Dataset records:
· · · ·
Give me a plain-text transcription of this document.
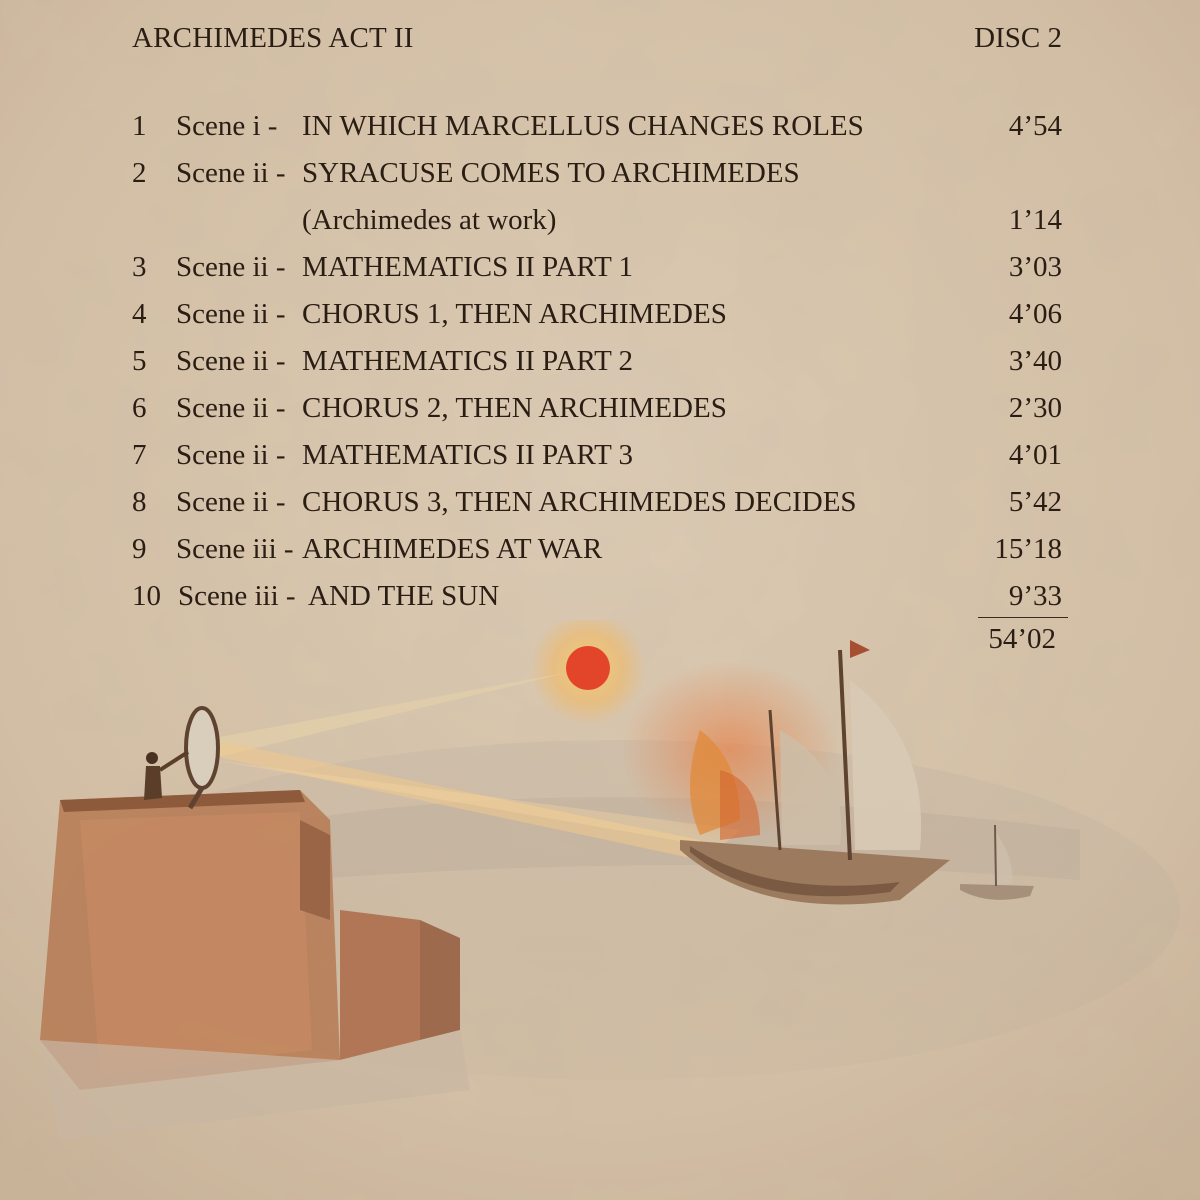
ARCHIMEDES ACT II	DISC 2
1 Scene i - IN WHICH MARCELLUS CHANGES ROLES	4’54
2 Scene ii - SYRACUSE COMES TO ARCHIMEDES
(Archimedes at work)	1’14
3 Scene ii - MATHEMATICS II PART 1	3’03
4 Scene ii - CHORUS 1, THEN ARCHIMEDES	4’06
5 Scene ii - MATHEMATICS II PART 2	3’40
6 Scene ii - CHORUS 2, THEN ARCHIMEDES	2’30
7 Scene ii - MATHEMATICS II PART 3	4’01
8 Scene ii - CHORUS 3, THEN ARCHIMEDES DECIDES	5’42
9 Scene iii - ARCHIMEDES AT WAR	15’18
10 Scene iii - AND THE SUN	9’33
54’02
· · · ·
Select every line in the material above where the string "THEN" occurs, and copy it.

4 Scene ii - CHORUS 1, THEN ARCHIMEDES	4’06
6 Scene ii - CHORUS 2, THEN ARCHIMEDES	2’30
8 Scene ii - CHORUS 3, THEN ARCHIMEDES DECIDES	5’42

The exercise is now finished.